## Requirements
Type out the complete listing below word for word, without its pictures.

[start]

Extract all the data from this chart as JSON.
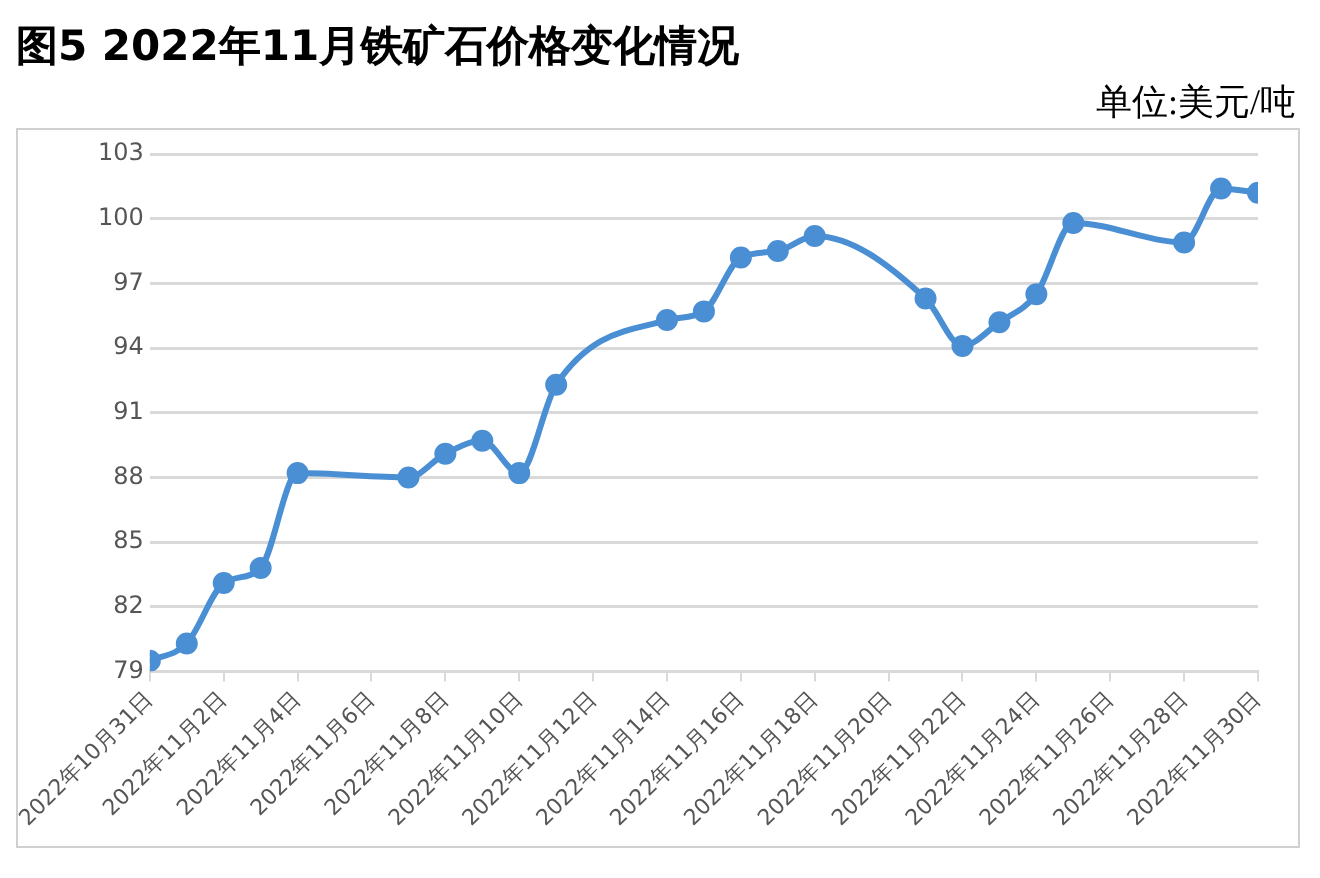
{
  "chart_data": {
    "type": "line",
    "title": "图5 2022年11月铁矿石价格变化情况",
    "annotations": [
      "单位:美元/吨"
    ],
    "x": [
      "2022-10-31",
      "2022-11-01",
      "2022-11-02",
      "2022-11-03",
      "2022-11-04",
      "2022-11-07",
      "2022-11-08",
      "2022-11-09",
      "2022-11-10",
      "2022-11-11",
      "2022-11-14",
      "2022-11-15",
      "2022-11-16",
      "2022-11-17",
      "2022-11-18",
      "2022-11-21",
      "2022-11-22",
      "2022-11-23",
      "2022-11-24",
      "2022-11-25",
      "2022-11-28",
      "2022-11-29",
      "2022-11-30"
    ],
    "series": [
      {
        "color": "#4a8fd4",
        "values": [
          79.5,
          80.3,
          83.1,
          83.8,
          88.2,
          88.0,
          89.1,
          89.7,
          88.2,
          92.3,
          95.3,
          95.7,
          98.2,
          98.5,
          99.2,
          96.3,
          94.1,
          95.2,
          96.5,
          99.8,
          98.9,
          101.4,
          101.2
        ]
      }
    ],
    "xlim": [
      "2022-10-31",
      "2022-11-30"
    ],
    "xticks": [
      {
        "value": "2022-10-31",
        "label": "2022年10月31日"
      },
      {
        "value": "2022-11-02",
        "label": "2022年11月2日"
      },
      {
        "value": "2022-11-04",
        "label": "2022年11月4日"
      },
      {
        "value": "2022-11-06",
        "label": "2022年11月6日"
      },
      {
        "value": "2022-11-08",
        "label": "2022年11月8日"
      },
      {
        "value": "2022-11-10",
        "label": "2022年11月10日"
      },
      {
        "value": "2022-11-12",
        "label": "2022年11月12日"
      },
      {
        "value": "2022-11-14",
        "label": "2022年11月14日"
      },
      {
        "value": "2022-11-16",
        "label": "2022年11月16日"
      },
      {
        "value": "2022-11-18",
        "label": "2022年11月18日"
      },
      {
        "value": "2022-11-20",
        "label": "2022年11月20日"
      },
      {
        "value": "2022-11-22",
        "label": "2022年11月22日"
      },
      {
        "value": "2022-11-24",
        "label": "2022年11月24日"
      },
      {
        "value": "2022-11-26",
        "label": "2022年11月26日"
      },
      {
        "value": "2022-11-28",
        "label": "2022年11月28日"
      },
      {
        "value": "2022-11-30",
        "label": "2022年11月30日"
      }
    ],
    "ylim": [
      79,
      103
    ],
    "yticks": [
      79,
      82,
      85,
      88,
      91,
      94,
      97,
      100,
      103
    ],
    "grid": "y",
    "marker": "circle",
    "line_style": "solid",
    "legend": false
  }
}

[end]

## Solved problem
Extract all the data from this chart as JSON.
{
  "chart_data": {
    "type": "line",
    "title": "图5 2022年11月铁矿石价格变化情况",
    "annotations": [
      "单位:美元/吨"
    ],
    "x": [
      "2022-10-31",
      "2022-11-01",
      "2022-11-02",
      "2022-11-03",
      "2022-11-04",
      "2022-11-07",
      "2022-11-08",
      "2022-11-09",
      "2022-11-10",
      "2022-11-11",
      "2022-11-14",
      "2022-11-15",
      "2022-11-16",
      "2022-11-17",
      "2022-11-18",
      "2022-11-21",
      "2022-11-22",
      "2022-11-23",
      "2022-11-24",
      "2022-11-25",
      "2022-11-28",
      "2022-11-29",
      "2022-11-30"
    ],
    "series": [
      {
        "color": "#4a8fd4",
        "values": [
          79.5,
          80.3,
          83.1,
          83.8,
          88.2,
          88.0,
          89.1,
          89.7,
          88.2,
          92.3,
          95.3,
          95.7,
          98.2,
          98.5,
          99.2,
          96.3,
          94.1,
          95.2,
          96.5,
          99.8,
          98.9,
          101.4,
          101.2
        ]
      }
    ],
    "xlim": [
      "2022-10-31",
      "2022-11-30"
    ],
    "xticks": [
      {
        "value": "2022-10-31",
        "label": "2022年10月31日"
      },
      {
        "value": "2022-11-02",
        "label": "2022年11月2日"
      },
      {
        "value": "2022-11-04",
        "label": "2022年11月4日"
      },
      {
        "value": "2022-11-06",
        "label": "2022年11月6日"
      },
      {
        "value": "2022-11-08",
        "label": "2022年11月8日"
      },
      {
        "value": "2022-11-10",
        "label": "2022年11月10日"
      },
      {
        "value": "2022-11-12",
        "label": "2022年11月12日"
      },
      {
        "value": "2022-11-14",
        "label": "2022年11月14日"
      },
      {
        "value": "2022-11-16",
        "label": "2022年11月16日"
      },
      {
        "value": "2022-11-18",
        "label": "2022年11月18日"
      },
      {
        "value": "2022-11-20",
        "label": "2022年11月20日"
      },
      {
        "value": "2022-11-22",
        "label": "2022年11月22日"
      },
      {
        "value": "2022-11-24",
        "label": "2022年11月24日"
      },
      {
        "value": "2022-11-26",
        "label": "2022年11月26日"
      },
      {
        "value": "2022-11-28",
        "label": "2022年11月28日"
      },
      {
        "value": "2022-11-30",
        "label": "2022年11月30日"
      }
    ],
    "ylim": [
      79,
      103
    ],
    "yticks": [
      79,
      82,
      85,
      88,
      91,
      94,
      97,
      100,
      103
    ],
    "grid": "y",
    "marker": "circle",
    "line_style": "solid",
    "legend": false
  }
}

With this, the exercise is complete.